(Saved entries)
════════════════════

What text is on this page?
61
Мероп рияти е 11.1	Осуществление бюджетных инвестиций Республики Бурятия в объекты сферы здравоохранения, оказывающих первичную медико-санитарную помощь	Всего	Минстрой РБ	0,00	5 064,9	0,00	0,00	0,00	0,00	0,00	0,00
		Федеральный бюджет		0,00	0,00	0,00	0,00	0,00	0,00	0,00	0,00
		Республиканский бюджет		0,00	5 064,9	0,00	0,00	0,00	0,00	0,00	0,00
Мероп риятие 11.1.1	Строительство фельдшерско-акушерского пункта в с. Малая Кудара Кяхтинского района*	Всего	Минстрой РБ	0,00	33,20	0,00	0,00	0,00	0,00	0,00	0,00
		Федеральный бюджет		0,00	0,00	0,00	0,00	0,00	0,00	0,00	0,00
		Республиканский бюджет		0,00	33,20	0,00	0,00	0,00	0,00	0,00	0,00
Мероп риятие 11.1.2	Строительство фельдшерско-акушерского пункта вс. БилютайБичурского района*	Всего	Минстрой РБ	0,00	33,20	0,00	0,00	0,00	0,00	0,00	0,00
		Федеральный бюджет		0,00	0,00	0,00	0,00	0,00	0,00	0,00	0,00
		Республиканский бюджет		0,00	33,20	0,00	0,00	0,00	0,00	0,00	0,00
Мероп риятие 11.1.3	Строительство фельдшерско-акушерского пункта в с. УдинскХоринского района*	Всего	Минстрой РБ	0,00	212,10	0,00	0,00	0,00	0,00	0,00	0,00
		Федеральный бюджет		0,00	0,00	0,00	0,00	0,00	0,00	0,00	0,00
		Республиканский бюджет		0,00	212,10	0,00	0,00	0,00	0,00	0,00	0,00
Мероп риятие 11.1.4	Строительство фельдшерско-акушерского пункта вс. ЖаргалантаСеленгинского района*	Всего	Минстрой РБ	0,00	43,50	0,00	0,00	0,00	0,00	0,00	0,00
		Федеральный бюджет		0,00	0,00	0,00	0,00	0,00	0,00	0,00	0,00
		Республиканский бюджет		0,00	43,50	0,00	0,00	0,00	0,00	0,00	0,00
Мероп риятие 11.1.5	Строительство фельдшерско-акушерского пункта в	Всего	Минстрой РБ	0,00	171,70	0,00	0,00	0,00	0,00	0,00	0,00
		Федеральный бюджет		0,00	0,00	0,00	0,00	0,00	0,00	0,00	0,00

════════════════════

### Work to be completed
Using the listing above, list every line in which the string "Республиканский" occurs.

### Result
		Республиканский бюджет		0,00	5 064,9	0,00	0,00	0,00	0,00	0,00	0,00
		Республиканский бюджет		0,00	33,20	0,00	0,00	0,00	0,00	0,00	0,00
		Республиканский бюджет		0,00	33,20	0,00	0,00	0,00	0,00	0,00	0,00
		Республиканский бюджет		0,00	212,10	0,00	0,00	0,00	0,00	0,00	0,00
		Республиканский бюджет		0,00	43,50	0,00	0,00	0,00	0,00	0,00	0,00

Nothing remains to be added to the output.